**STATED GOAL:**
In the listing below, identify each line with the word "false" and return those lines.

(Excerpts from a figure dataset)

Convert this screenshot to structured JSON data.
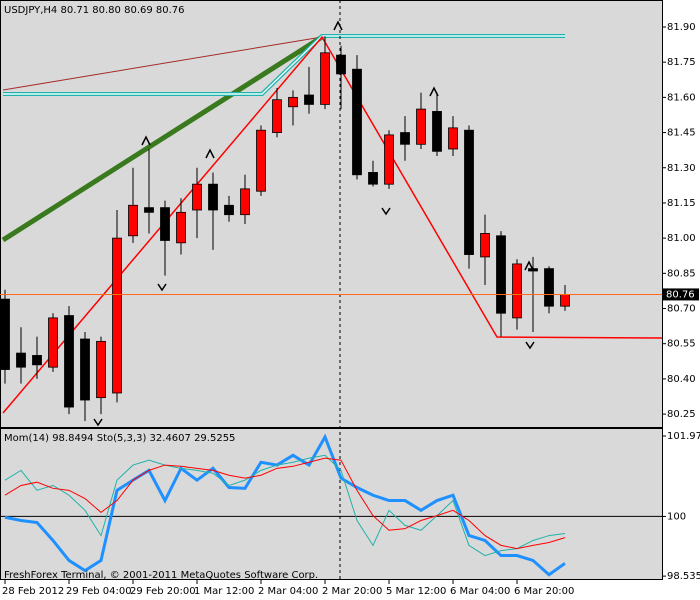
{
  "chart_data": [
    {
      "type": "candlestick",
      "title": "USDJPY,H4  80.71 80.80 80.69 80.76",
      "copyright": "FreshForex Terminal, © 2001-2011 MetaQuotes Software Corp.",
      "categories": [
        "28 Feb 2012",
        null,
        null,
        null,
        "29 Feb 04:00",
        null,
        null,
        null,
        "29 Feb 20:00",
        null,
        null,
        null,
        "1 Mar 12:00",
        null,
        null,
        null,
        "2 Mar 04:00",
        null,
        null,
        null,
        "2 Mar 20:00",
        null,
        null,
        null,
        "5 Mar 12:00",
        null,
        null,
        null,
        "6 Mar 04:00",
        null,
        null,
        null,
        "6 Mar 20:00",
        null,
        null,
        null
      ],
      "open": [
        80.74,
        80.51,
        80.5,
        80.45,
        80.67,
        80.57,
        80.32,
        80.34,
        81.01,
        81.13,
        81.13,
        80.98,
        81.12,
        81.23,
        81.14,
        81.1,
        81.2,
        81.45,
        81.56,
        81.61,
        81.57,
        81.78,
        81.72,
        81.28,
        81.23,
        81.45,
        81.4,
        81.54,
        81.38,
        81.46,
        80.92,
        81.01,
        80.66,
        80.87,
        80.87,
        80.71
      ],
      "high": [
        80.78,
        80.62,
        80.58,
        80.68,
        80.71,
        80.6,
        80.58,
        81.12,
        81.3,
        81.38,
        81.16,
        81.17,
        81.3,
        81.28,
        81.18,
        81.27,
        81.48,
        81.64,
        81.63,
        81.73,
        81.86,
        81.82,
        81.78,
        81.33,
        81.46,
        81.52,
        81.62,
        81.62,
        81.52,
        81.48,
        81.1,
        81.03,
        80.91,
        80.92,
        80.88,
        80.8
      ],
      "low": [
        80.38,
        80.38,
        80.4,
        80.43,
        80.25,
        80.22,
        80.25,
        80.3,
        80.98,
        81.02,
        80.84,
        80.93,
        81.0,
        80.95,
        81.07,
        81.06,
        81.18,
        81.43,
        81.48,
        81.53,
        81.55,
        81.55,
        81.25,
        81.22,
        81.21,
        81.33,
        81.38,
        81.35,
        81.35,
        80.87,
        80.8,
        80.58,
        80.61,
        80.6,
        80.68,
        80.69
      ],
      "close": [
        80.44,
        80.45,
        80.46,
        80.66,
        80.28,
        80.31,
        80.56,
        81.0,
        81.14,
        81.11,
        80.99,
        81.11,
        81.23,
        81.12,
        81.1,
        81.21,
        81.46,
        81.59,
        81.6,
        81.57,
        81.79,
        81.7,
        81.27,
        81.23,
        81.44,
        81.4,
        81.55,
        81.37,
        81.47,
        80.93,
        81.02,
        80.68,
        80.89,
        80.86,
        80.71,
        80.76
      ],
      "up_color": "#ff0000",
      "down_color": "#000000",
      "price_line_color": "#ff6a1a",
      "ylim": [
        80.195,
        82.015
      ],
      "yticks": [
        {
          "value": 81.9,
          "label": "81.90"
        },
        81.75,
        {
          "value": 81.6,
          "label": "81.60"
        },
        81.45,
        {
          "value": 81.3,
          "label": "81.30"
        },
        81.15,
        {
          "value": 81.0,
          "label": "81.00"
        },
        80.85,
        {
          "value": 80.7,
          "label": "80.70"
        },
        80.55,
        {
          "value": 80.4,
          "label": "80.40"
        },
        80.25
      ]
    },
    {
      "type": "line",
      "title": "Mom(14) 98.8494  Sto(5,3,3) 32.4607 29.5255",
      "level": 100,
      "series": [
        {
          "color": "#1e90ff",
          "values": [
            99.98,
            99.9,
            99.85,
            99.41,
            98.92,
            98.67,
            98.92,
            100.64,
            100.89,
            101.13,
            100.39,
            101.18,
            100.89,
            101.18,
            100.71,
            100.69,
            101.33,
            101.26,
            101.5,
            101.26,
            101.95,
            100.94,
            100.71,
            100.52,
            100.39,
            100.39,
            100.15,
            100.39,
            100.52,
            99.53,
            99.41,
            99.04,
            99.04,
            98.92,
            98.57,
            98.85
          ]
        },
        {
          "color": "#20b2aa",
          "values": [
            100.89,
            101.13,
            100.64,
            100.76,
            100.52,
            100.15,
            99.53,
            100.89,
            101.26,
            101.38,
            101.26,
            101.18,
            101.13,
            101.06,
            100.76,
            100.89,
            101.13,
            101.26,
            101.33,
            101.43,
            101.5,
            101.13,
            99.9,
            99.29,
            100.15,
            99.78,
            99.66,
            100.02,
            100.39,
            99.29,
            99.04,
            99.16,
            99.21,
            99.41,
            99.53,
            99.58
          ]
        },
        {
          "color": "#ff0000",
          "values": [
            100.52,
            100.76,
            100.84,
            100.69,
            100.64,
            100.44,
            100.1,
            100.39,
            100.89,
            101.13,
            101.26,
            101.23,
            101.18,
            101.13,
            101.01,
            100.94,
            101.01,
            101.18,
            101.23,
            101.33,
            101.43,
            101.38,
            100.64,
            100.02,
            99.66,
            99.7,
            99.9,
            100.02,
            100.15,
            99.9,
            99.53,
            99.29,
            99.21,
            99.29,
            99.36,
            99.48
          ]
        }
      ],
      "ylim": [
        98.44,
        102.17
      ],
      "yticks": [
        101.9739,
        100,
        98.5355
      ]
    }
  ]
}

...

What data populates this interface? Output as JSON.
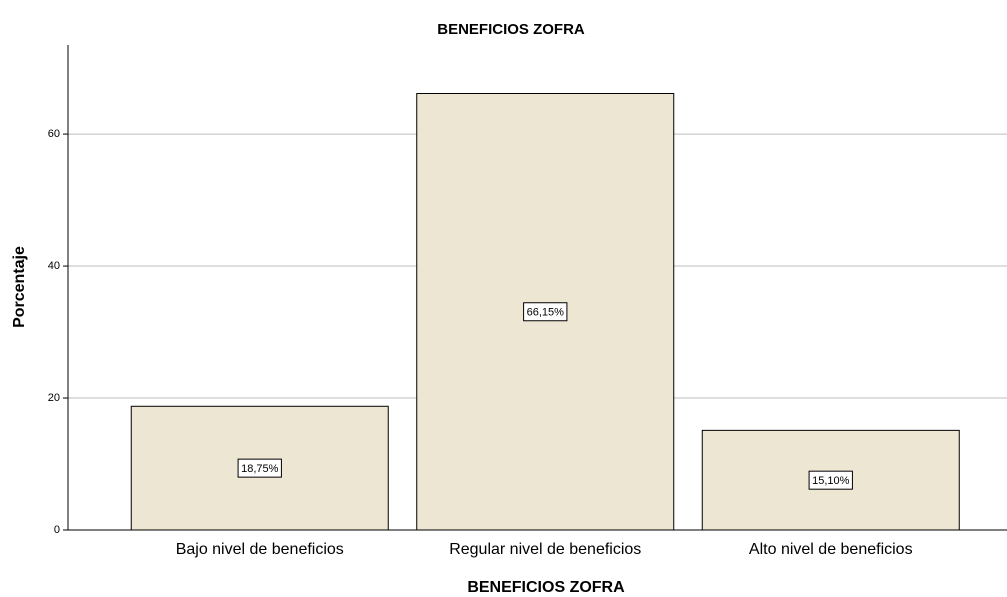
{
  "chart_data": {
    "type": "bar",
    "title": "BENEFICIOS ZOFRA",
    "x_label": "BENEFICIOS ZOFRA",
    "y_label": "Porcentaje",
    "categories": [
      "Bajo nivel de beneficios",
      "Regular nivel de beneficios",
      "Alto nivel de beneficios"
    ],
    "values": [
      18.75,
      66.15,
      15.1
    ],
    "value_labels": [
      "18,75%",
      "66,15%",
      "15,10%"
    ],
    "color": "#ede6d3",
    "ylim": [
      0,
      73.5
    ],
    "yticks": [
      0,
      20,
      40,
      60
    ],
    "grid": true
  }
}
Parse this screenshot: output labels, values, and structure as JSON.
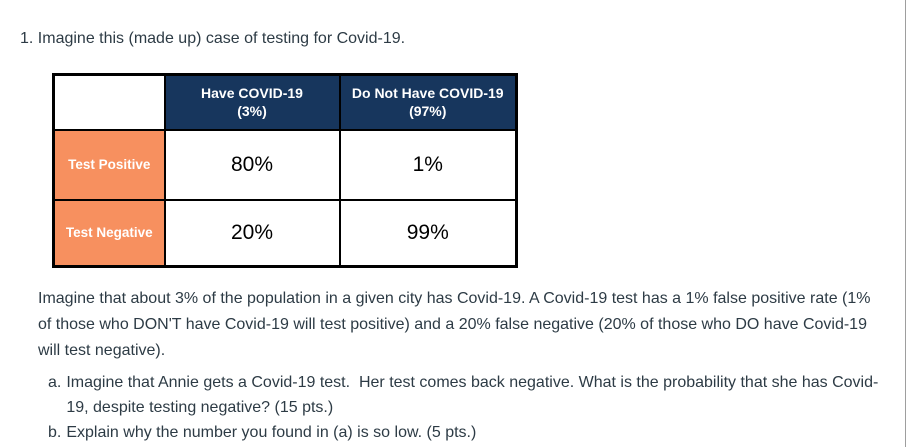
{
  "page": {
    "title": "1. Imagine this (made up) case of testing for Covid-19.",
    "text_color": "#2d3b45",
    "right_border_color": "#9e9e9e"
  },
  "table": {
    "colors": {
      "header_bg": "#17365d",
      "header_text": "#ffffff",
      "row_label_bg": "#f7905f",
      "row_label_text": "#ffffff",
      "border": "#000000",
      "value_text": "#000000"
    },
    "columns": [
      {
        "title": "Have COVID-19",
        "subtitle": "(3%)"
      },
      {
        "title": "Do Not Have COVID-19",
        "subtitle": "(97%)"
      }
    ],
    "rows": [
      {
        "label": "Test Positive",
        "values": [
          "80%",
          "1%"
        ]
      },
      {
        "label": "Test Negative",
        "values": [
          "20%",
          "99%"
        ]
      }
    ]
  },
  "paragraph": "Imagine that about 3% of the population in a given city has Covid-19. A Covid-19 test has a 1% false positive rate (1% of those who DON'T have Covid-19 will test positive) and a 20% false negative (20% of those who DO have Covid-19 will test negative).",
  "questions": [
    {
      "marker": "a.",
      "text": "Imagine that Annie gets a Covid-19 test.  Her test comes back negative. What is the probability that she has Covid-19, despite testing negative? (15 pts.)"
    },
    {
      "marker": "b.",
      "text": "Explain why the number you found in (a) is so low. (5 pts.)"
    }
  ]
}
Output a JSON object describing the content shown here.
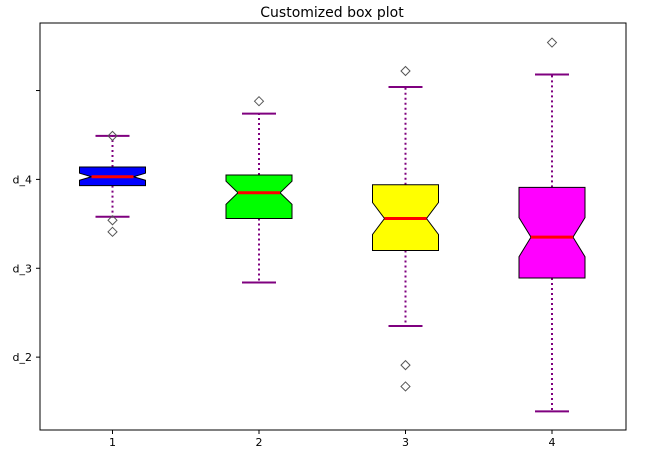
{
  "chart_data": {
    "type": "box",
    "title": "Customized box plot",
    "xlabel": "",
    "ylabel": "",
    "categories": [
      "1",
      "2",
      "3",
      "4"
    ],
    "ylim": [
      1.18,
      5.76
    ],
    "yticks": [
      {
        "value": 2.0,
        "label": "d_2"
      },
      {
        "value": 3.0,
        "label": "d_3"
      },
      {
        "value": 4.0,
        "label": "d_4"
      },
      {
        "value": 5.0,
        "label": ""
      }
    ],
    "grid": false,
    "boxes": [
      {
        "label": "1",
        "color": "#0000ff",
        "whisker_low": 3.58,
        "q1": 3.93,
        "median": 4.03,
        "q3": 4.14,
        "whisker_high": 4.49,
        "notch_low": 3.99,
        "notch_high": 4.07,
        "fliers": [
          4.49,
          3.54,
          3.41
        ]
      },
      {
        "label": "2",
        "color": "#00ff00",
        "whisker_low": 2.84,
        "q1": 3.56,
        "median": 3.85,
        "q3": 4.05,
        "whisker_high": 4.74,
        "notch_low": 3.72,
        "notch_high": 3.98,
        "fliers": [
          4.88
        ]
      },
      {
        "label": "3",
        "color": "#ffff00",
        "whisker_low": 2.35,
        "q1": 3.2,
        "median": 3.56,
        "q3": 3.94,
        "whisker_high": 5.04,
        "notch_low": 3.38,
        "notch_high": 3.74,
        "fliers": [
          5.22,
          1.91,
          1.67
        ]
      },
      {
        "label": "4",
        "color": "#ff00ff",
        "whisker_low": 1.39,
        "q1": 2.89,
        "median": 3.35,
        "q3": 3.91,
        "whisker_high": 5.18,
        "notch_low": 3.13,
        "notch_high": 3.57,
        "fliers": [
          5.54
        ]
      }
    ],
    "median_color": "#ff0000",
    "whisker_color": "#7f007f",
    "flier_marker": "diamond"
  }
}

**PROBLEM SOLUTION:**
  "paragraph": "Imagine that about 3% of the population in a given city has Covid-19. A Covid-19 test has a 1% false positive rate (1% of those who DON'T have Covid-19 will test positive) and a 20% false negative (20% of those who DO have Covid-19 will test negative).",
    "grid": false,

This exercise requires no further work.